**What is being asked**
Keep only the lines of the listing that include the word "this", and copy them.

**Extracted records**

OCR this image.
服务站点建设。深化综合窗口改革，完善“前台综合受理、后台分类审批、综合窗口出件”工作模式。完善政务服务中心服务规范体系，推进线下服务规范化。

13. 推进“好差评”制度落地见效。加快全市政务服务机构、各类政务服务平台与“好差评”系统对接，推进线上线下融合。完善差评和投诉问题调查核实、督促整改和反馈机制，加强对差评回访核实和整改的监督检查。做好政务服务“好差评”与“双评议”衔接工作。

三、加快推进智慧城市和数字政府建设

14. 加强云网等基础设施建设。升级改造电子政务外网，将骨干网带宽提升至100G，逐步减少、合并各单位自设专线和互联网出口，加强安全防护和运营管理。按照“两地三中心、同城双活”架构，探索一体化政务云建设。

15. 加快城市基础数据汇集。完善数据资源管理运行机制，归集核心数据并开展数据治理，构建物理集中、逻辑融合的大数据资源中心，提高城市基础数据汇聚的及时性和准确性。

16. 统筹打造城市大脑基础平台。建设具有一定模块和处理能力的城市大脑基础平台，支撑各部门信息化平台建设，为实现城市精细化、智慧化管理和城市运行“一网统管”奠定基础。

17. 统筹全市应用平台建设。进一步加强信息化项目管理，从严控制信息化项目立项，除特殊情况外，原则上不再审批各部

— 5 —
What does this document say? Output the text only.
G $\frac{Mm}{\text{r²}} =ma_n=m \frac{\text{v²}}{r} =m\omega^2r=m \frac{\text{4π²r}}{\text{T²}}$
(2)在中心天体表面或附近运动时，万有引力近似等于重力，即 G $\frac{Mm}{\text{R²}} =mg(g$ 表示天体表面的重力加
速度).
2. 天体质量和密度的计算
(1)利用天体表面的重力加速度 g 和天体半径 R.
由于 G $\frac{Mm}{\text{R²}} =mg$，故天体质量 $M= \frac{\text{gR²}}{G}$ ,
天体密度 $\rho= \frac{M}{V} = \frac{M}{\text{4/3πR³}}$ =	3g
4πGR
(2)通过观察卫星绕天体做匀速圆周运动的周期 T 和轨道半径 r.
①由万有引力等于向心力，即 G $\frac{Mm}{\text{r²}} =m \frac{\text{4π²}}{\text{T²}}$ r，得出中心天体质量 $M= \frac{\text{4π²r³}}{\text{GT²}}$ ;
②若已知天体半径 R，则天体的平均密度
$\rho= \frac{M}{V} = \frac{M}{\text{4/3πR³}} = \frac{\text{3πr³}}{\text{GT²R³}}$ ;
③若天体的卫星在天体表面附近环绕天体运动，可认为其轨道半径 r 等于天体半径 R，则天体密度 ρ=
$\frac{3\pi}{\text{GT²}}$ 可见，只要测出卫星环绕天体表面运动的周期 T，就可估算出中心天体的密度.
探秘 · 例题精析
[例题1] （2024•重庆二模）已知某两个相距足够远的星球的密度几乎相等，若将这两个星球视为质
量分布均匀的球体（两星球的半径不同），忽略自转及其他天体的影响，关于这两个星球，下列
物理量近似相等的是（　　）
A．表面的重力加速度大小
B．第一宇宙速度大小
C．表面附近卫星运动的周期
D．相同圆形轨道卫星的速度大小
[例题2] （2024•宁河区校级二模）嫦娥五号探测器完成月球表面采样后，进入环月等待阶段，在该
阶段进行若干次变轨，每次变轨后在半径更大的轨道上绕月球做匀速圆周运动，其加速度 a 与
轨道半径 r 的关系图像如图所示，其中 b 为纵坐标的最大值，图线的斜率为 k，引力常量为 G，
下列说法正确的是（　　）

**Expected output**
OCR this image.
What does this document say? Output the text only.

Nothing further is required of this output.